Show each line from the listing that includes the word "page".

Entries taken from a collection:
# # # # # # #

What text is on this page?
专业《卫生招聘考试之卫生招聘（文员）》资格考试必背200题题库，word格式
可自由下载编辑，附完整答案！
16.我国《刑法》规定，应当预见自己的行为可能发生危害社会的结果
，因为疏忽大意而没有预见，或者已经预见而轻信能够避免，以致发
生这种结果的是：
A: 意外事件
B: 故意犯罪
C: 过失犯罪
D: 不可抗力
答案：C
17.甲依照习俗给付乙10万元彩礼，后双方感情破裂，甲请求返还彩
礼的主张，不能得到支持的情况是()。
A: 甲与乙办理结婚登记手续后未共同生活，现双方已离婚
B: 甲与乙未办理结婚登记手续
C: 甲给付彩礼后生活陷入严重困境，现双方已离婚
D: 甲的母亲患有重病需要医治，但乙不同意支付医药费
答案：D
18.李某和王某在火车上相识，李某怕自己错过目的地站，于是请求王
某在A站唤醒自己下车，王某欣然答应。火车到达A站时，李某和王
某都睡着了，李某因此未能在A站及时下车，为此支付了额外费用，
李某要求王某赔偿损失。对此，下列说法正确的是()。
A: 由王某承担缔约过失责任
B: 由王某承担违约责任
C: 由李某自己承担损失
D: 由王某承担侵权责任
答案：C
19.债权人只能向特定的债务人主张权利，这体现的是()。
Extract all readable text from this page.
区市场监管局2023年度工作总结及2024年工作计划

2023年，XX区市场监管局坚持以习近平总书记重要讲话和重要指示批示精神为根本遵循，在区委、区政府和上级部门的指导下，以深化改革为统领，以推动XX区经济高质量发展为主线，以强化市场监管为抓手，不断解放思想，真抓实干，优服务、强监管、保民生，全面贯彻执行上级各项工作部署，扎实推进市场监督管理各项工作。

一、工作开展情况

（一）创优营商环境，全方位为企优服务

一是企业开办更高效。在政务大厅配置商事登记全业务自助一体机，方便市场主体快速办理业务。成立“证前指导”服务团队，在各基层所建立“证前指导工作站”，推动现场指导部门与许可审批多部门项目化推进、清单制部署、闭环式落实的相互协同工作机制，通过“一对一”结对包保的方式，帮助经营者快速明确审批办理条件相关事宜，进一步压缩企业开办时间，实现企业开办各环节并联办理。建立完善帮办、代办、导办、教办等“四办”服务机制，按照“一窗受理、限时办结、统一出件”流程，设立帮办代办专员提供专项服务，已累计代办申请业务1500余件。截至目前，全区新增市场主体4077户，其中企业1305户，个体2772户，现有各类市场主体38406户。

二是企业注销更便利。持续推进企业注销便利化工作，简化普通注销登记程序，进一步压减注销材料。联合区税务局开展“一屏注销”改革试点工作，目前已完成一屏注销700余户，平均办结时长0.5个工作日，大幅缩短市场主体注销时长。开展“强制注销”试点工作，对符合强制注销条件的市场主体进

# # # # # # #

- [TASK RESPONSE]
What text is on this page?
Extract all readable text from this page.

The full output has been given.